Source records:
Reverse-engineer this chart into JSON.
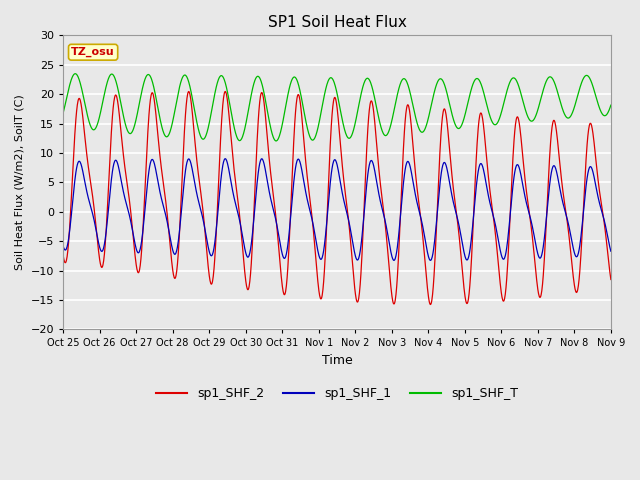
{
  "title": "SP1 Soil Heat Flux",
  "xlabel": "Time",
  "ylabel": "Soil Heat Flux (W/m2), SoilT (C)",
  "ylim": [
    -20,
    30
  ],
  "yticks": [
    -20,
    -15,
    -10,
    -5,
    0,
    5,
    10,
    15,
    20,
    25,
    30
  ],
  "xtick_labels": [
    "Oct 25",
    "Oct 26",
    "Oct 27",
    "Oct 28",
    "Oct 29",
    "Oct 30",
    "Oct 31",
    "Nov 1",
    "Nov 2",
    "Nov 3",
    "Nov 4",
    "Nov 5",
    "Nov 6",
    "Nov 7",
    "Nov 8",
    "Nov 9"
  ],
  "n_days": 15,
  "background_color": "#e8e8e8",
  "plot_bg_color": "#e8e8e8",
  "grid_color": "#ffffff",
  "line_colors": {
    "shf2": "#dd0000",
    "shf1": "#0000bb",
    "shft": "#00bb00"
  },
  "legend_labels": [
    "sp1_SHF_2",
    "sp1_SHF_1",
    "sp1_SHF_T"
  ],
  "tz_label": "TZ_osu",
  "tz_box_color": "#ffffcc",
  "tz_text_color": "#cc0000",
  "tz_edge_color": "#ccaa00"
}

Exercise:
Omit pictures; set down the rest of the material word for word.

Answer to this problem:
Reverse-engineer this chart into JSON.
{
  "title": "SP1 Soil Heat Flux",
  "xlabel": "Time",
  "ylabel": "Soil Heat Flux (W/m2), SoilT (C)",
  "ylim": [
    -20,
    30
  ],
  "yticks": [
    -20,
    -15,
    -10,
    -5,
    0,
    5,
    10,
    15,
    20,
    25,
    30
  ],
  "xtick_labels": [
    "Oct 25",
    "Oct 26",
    "Oct 27",
    "Oct 28",
    "Oct 29",
    "Oct 30",
    "Oct 31",
    "Nov 1",
    "Nov 2",
    "Nov 3",
    "Nov 4",
    "Nov 5",
    "Nov 6",
    "Nov 7",
    "Nov 8",
    "Nov 9"
  ],
  "n_days": 15,
  "background_color": "#e8e8e8",
  "plot_bg_color": "#e8e8e8",
  "grid_color": "#ffffff",
  "line_colors": {
    "shf2": "#dd0000",
    "shf1": "#0000bb",
    "shft": "#00bb00"
  },
  "legend_labels": [
    "sp1_SHF_2",
    "sp1_SHF_1",
    "sp1_SHF_T"
  ],
  "tz_label": "TZ_osu",
  "tz_box_color": "#ffffcc",
  "tz_text_color": "#cc0000",
  "tz_edge_color": "#ccaa00"
}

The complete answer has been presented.